Part of a data file:
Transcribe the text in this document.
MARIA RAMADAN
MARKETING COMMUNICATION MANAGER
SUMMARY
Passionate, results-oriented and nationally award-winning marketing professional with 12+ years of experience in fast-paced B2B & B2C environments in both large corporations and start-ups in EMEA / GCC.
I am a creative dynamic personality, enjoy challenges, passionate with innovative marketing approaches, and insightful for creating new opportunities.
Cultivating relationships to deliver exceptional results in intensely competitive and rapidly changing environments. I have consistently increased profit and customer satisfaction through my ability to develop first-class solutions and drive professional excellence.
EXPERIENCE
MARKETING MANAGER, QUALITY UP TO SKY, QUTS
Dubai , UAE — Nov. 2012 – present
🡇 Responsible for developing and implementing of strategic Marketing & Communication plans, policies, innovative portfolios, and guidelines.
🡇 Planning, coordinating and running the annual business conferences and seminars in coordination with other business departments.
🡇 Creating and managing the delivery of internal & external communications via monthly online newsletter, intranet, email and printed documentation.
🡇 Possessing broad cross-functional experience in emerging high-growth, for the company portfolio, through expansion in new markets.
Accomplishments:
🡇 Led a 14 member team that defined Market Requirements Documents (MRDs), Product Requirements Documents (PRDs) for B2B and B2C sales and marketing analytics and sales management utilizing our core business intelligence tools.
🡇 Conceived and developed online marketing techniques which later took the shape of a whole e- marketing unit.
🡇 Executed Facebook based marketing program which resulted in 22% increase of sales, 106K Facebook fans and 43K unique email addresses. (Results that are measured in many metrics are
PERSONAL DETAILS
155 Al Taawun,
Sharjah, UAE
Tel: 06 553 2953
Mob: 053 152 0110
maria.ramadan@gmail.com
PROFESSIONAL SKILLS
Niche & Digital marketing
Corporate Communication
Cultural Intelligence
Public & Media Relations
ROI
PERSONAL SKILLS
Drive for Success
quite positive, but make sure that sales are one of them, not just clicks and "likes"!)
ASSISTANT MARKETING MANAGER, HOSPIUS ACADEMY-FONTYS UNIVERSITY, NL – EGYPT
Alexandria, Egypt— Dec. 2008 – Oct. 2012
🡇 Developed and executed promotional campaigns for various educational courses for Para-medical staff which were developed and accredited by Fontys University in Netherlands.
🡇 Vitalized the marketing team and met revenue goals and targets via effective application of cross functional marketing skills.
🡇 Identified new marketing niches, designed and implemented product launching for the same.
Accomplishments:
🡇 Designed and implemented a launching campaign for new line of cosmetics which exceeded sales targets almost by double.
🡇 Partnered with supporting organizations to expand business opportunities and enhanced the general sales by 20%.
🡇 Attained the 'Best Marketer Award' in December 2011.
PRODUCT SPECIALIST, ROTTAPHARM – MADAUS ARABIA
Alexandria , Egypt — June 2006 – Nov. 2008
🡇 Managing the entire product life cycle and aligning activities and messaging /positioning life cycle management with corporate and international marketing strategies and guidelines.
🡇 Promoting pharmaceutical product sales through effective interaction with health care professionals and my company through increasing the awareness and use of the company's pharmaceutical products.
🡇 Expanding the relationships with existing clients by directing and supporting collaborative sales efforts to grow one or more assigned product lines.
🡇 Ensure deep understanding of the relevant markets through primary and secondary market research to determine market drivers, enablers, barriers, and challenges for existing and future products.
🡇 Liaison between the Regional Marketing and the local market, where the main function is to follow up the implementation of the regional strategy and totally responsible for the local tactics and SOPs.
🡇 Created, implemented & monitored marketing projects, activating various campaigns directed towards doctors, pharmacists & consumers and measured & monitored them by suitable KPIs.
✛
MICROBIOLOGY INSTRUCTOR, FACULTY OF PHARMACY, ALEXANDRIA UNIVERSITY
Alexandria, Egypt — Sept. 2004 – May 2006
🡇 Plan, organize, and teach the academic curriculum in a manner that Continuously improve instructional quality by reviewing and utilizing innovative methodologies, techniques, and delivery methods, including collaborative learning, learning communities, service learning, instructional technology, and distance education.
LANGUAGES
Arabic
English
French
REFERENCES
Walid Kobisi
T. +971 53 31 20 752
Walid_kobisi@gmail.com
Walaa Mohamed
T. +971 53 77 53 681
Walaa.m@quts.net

*Exercise description*: In the records above, find each line that holds the word "online"; copy all such lines.

*Complete response*:
🡇 Creating and managing the delivery of internal & external communications via monthly online newsletter, intranet, email and printed documentation.
🡇 Conceived and developed online marketing techniques which later took the shape of a whole e- marketing unit.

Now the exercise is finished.